WORK TO DO ->
Restate the listing that follows word for word, without its pictures.

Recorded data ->
## Begin

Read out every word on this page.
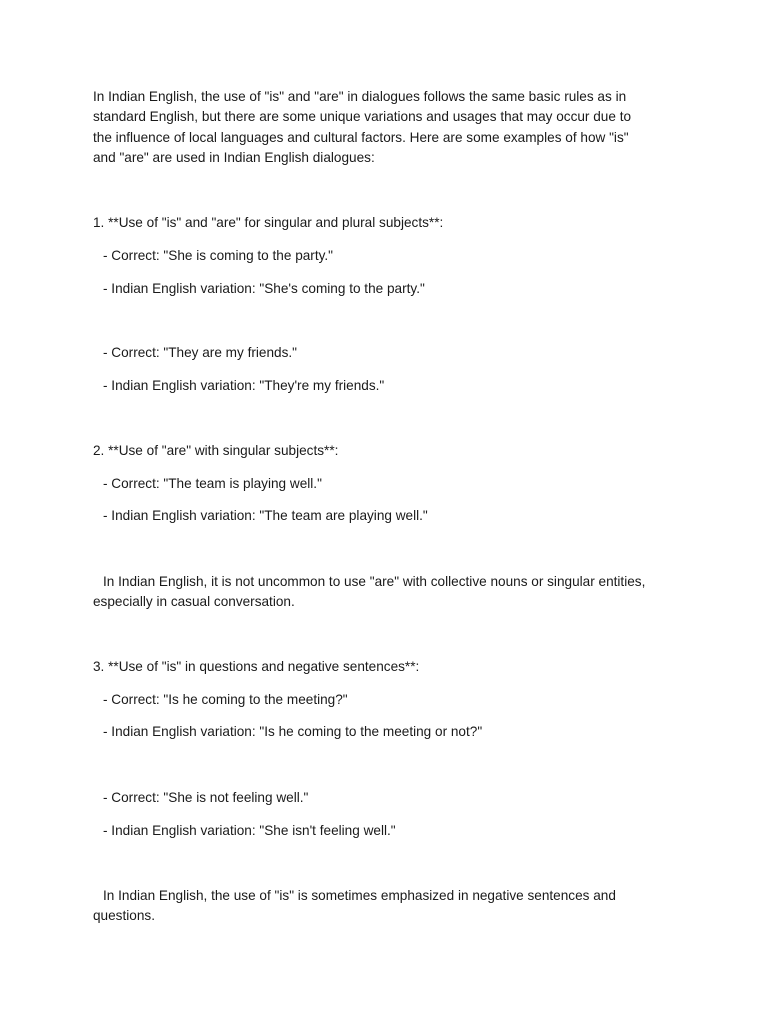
In Indian English, the use of "is" and "are" in dialogues follows the same basic rules as in
standard English, but there are some unique variations and usages that may occur due to
the influence of local languages and cultural factors. Here are some examples of how "is"
and "are" are used in Indian English dialogues:
1. **Use of "is" and "are" for singular and plural subjects**:
- Correct: "She is coming to the party."
- Indian English variation: "She's coming to the party."
- Correct: "They are my friends."
- Indian English variation: "They're my friends."
2. **Use of "are" with singular subjects**:
- Correct: "The team is playing well."
- Indian English variation: "The team are playing well."
In Indian English, it is not uncommon to use "are" with collective nouns or singular entities,
especially in casual conversation.
3. **Use of "is" in questions and negative sentences**:
- Correct: "Is he coming to the meeting?"
- Indian English variation: "Is he coming to the meeting or not?"
- Correct: "She is not feeling well."
- Indian English variation: "She isn't feeling well."
In Indian English, the use of "is" is sometimes emphasized in negative sentences and
questions.
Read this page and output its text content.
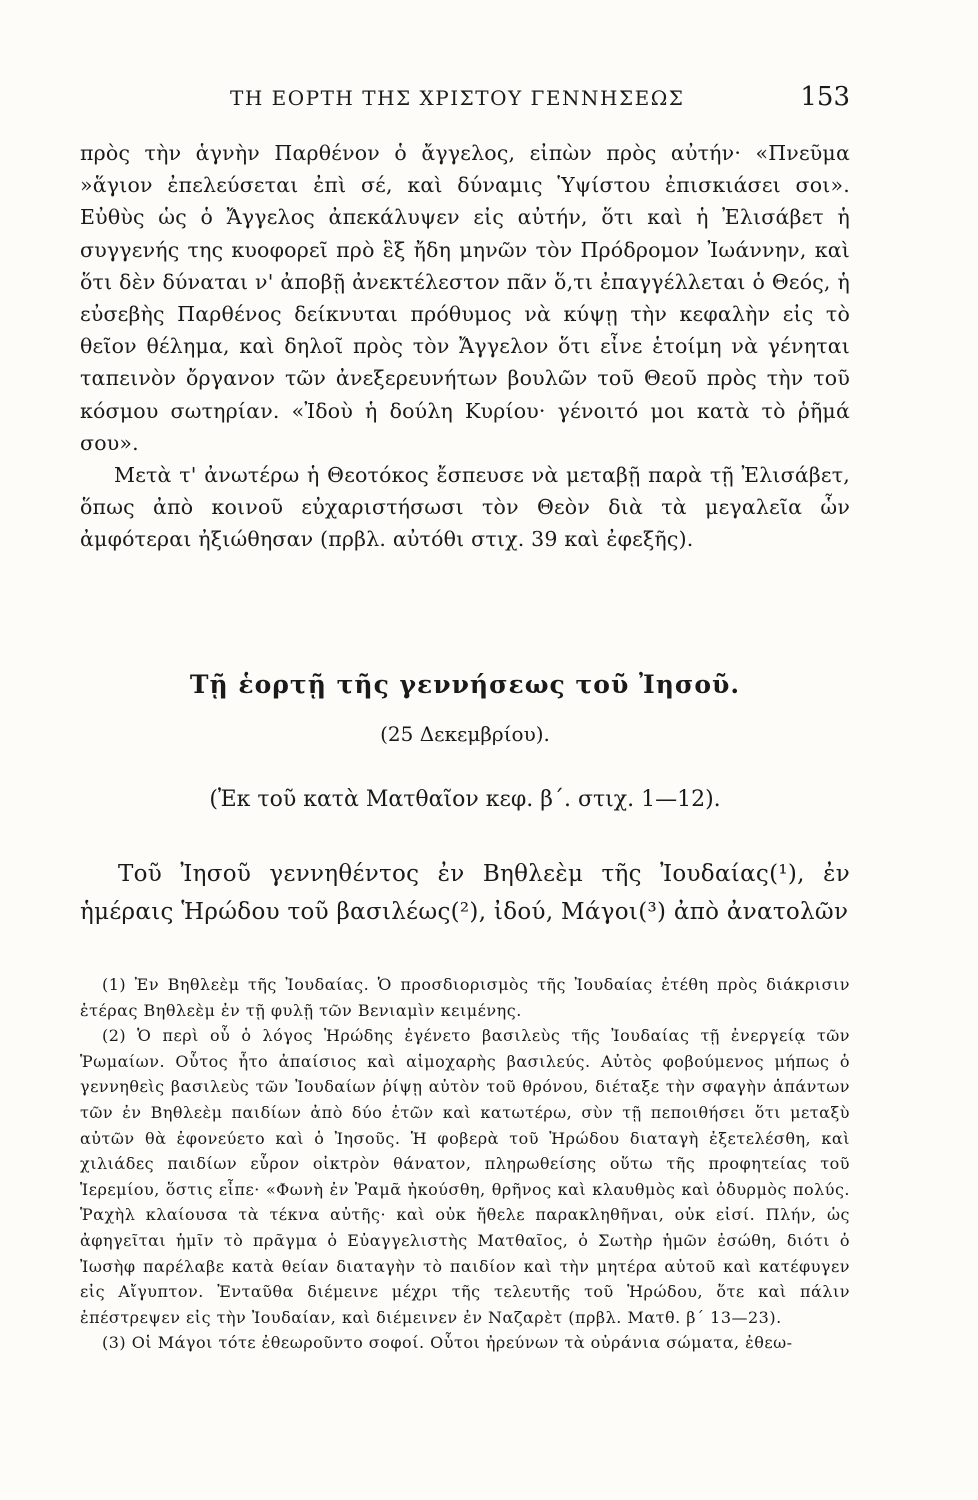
ΤΗ ΕΟΡΤΗ ΤΗΣ ΧΡΙΣΤΟΥ ΓΕΝΝΗΣΕΩΣ	153

πρὸς τὴν ἁγνὴν Παρθένον ὁ ἄγγελος, εἰπὼν πρὸς αὐτήν· «Πνεῦμα »ἅγιον ἐπελεύσεται ἐπὶ σέ, καὶ δύναμις Ὑψίστου ἐπισκιάσει σοι». Εὐθὺς ὡς ὁ Ἄγγελος ἀπεκάλυψεν εἰς αὐτήν, ὅτι καὶ ἡ Ἐλισάβετ ἡ συγγενής της κυοφορεῖ πρὸ ἓξ ἤδη μηνῶν τὸν Πρόδρομον Ἰωάννην, καὶ ὅτι δὲν δύναται ν' ἀποβῇ ἀνεκτέλεστον πᾶν ὅ,τι ἐπαγγέλλεται ὁ Θεός, ἡ εὐσεβὴς Παρθένος δείκνυται πρόθυμος νὰ κύψῃ τὴν κεφαλὴν εἰς τὸ θεῖον θέλημα, καὶ δηλοῖ πρὸς τὸν Ἄγγελον ὅτι εἶνε ἑτοίμη νὰ γένηται ταπεινὸν ὄργανον τῶν ἀνεξερευνήτων βουλῶν τοῦ Θεοῦ πρὸς τὴν τοῦ κόσμου σωτηρίαν. «Ἰδοὺ ἡ δούλη Κυρίου· γένοιτό μοι κατὰ τὸ ῥῆμά σου».

Μετὰ τ' ἀνωτέρω ἡ Θεοτόκος ἔσπευσε νὰ μεταβῇ παρὰ τῇ Ἐλισάβετ, ὅπως ἀπὸ κοινοῦ εὐχαριστήσωσι τὸν Θεὸν διὰ τὰ μεγαλεῖα ὧν ἀμφότεραι ἠξιώθησαν (πρβλ. αὐτόθι στιχ. 39 καὶ ἐφεξῆς).

Τῇ ἑορτῇ τῆς γεννήσεως τοῦ Ἰησοῦ.
(25 Δεκεμβρίου).
(Ἐκ τοῦ κατὰ Ματθαῖον κεφ. β΄. στιχ. 1—12).

Τοῦ Ἰησοῦ γεννηθέντος ἐν Βηθλεὲμ τῆς Ἰουδαίας(¹), ἐν ἡμέραις Ἡρώδου τοῦ βασιλέως(²), ἰδού, Μάγοι(³) ἀπὸ ἀνατολῶν

(1) Ἐν Βηθλεὲμ τῆς Ἰουδαίας. Ὁ προσδιορισμὸς τῆς Ἰουδαίας ἐτέθη πρὸς διάκρισιν ἑτέρας Βηθλεὲμ ἐν τῇ φυλῇ τῶν Βενιαμὶν κειμένης.

(2) Ὁ περὶ οὗ ὁ λόγος Ἡρώδης ἐγένετο βασιλεὺς τῆς Ἰουδαίας τῇ ἐνεργείᾳ τῶν Ῥωμαίων. Οὗτος ἦτο ἀπαίσιος καὶ αἱμοχαρὴς βασιλεύς. Αὐτὸς φοβούμενος μήπως ὁ γεννηθεὶς βασιλεὺς τῶν Ἰουδαίων ῥίψῃ αὐτὸν τοῦ θρόνου, διέταξε τὴν σφαγὴν ἁπάντων τῶν ἐν Βηθλεὲμ παιδίων ἀπὸ δύο ἐτῶν καὶ κατωτέρω, σὺν τῇ πεποιθήσει ὅτι μεταξὺ αὐτῶν θὰ ἐφονεύετο καὶ ὁ Ἰησοῦς. Ἡ φοβερὰ τοῦ Ἡρώδου διαταγὴ ἐξετελέσθη, καὶ χιλιάδες παιδίων εὗρον οἰκτρὸν θάνατον, πληρωθείσης οὕτω τῆς προφητείας τοῦ Ἱερεμίου, ὅστις εἶπε· «Φωνὴ ἐν Ῥαμᾶ ἠκούσθη, θρῆνος καὶ κλαυθμὸς καὶ ὀδυρμὸς πολύς. Ῥαχὴλ κλαίουσα τὰ τέκνα αὐτῆς· καὶ οὐκ ἤθελε παρακληθῆναι, οὐκ εἰσί. Πλήν, ὡς ἀφηγεῖται ἡμῖν τὸ πρᾶγμα ὁ Εὐαγγελιστὴς Ματθαῖος, ὁ Σωτὴρ ἡμῶν ἐσώθη, διότι ὁ Ἰωσὴφ παρέλαβε κατὰ θείαν διαταγὴν τὸ παιδίον καὶ τὴν μητέρα αὐτοῦ καὶ κατέφυγεν εἰς Αἴγυπτον. Ἐνταῦθα διέμεινε μέχρι τῆς τελευτῆς τοῦ Ἡρώδου, ὅτε καὶ πάλιν ἐπέστρεψεν εἰς τὴν Ἰουδαίαν, καὶ διέμεινεν ἐν Ναζαρὲτ (πρβλ. Ματθ. β΄ 13—23).

(3) Οἱ Μάγοι τότε ἐθεωροῦντο σοφοί. Οὗτοι ἠρεύνων τὰ οὐράνια σώματα, ἐθεω-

## End

RESULT FOR THIS TASK ->
Read out every word on this page.
In Indian English, the use of "is" and "are" in dialogues follows the same basic rules as in
standard English, but there are some unique variations and usages that may occur due to
the influence of local languages and cultural factors. Here are some examples of how "is"
and "are" are used in Indian English dialogues:
1. **Use of "is" and "are" for singular and plural subjects**:
- Correct: "She is coming to the party."
- Indian English variation: "She's coming to the party."
- Correct: "They are my friends."
- Indian English variation: "They're my friends."
2. **Use of "are" with singular subjects**:
- Correct: "The team is playing well."
- Indian English variation: "The team are playing well."
In Indian English, it is not uncommon to use "are" with collective nouns or singular entities,
especially in casual conversation.
3. **Use of "is" in questions and negative sentences**:
- Correct: "Is he coming to the meeting?"
- Indian English variation: "Is he coming to the meeting or not?"
- Correct: "She is not feeling well."
- Indian English variation: "She isn't feeling well."
In Indian English, the use of "is" is sometimes emphasized in negative sentences and
questions.
Read this page and output its text content.
ΤΗ ΕΟΡΤΗ ΤΗΣ ΧΡΙΣΤΟΥ ΓΕΝΝΗΣΕΩΣ	153

πρὸς τὴν ἁγνὴν Παρθένον ὁ ἄγγελος, εἰπὼν πρὸς αὐτήν· «Πνεῦμα »ἅγιον ἐπελεύσεται ἐπὶ σέ, καὶ δύναμις Ὑψίστου ἐπισκιάσει σοι». Εὐθὺς ὡς ὁ Ἄγγελος ἀπεκάλυψεν εἰς αὐτήν, ὅτι καὶ ἡ Ἐλισάβετ ἡ συγγενής της κυοφορεῖ πρὸ ἓξ ἤδη μηνῶν τὸν Πρόδρομον Ἰωάννην, καὶ ὅτι δὲν δύναται ν' ἀποβῇ ἀνεκτέλεστον πᾶν ὅ,τι ἐπαγγέλλεται ὁ Θεός, ἡ εὐσεβὴς Παρθένος δείκνυται πρόθυμος νὰ κύψῃ τὴν κεφαλὴν εἰς τὸ θεῖον θέλημα, καὶ δηλοῖ πρὸς τὸν Ἄγγελον ὅτι εἶνε ἑτοίμη νὰ γένηται ταπεινὸν ὄργανον τῶν ἀνεξερευνήτων βουλῶν τοῦ Θεοῦ πρὸς τὴν τοῦ κόσμου σωτηρίαν. «Ἰδοὺ ἡ δούλη Κυρίου· γένοιτό μοι κατὰ τὸ ῥῆμά σου».

Μετὰ τ' ἀνωτέρω ἡ Θεοτόκος ἔσπευσε νὰ μεταβῇ παρὰ τῇ Ἐλισάβετ, ὅπως ἀπὸ κοινοῦ εὐχαριστήσωσι τὸν Θεὸν διὰ τὰ μεγαλεῖα ὧν ἀμφότεραι ἠξιώθησαν (πρβλ. αὐτόθι στιχ. 39 καὶ ἐφεξῆς).

Τῇ ἑορτῇ τῆς γεννήσεως τοῦ Ἰησοῦ.
(25 Δεκεμβρίου).
(Ἐκ τοῦ κατὰ Ματθαῖον κεφ. β΄. στιχ. 1—12).

Τοῦ Ἰησοῦ γεννηθέντος ἐν Βηθλεὲμ τῆς Ἰουδαίας(¹), ἐν ἡμέραις Ἡρώδου τοῦ βασιλέως(²), ἰδού, Μάγοι(³) ἀπὸ ἀνατολῶν

(1) Ἐν Βηθλεὲμ τῆς Ἰουδαίας. Ὁ προσδιορισμὸς τῆς Ἰουδαίας ἐτέθη πρὸς διάκρισιν ἑτέρας Βηθλεὲμ ἐν τῇ φυλῇ τῶν Βενιαμὶν κειμένης.

(2) Ὁ περὶ οὗ ὁ λόγος Ἡρώδης ἐγένετο βασιλεὺς τῆς Ἰουδαίας τῇ ἐνεργείᾳ τῶν Ῥωμαίων. Οὗτος ἦτο ἀπαίσιος καὶ αἱμοχαρὴς βασιλεύς. Αὐτὸς φοβούμενος μήπως ὁ γεννηθεὶς βασιλεὺς τῶν Ἰουδαίων ῥίψῃ αὐτὸν τοῦ θρόνου, διέταξε τὴν σφαγὴν ἁπάντων τῶν ἐν Βηθλεὲμ παιδίων ἀπὸ δύο ἐτῶν καὶ κατωτέρω, σὺν τῇ πεποιθήσει ὅτι μεταξὺ αὐτῶν θὰ ἐφονεύετο καὶ ὁ Ἰησοῦς. Ἡ φοβερὰ τοῦ Ἡρώδου διαταγὴ ἐξετελέσθη, καὶ χιλιάδες παιδίων εὗρον οἰκτρὸν θάνατον, πληρωθείσης οὕτω τῆς προφητείας τοῦ Ἱερεμίου, ὅστις εἶπε· «Φωνὴ ἐν Ῥαμᾶ ἠκούσθη, θρῆνος καὶ κλαυθμὸς καὶ ὀδυρμὸς πολύς. Ῥαχὴλ κλαίουσα τὰ τέκνα αὐτῆς· καὶ οὐκ ἤθελε παρακληθῆναι, οὐκ εἰσί. Πλήν, ὡς ἀφηγεῖται ἡμῖν τὸ πρᾶγμα ὁ Εὐαγγελιστὴς Ματθαῖος, ὁ Σωτὴρ ἡμῶν ἐσώθη, διότι ὁ Ἰωσὴφ παρέλαβε κατὰ θείαν διαταγὴν τὸ παιδίον καὶ τὴν μητέρα αὐτοῦ καὶ κατέφυγεν εἰς Αἴγυπτον. Ἐνταῦθα διέμεινε μέχρι τῆς τελευτῆς τοῦ Ἡρώδου, ὅτε καὶ πάλιν ἐπέστρεψεν εἰς τὴν Ἰουδαίαν, καὶ διέμεινεν ἐν Ναζαρὲτ (πρβλ. Ματθ. β΄ 13—23).

(3) Οἱ Μάγοι τότε ἐθεωροῦντο σοφοί. Οὗτοι ἠρεύνων τὰ οὐράνια σώματα, ἐθεω-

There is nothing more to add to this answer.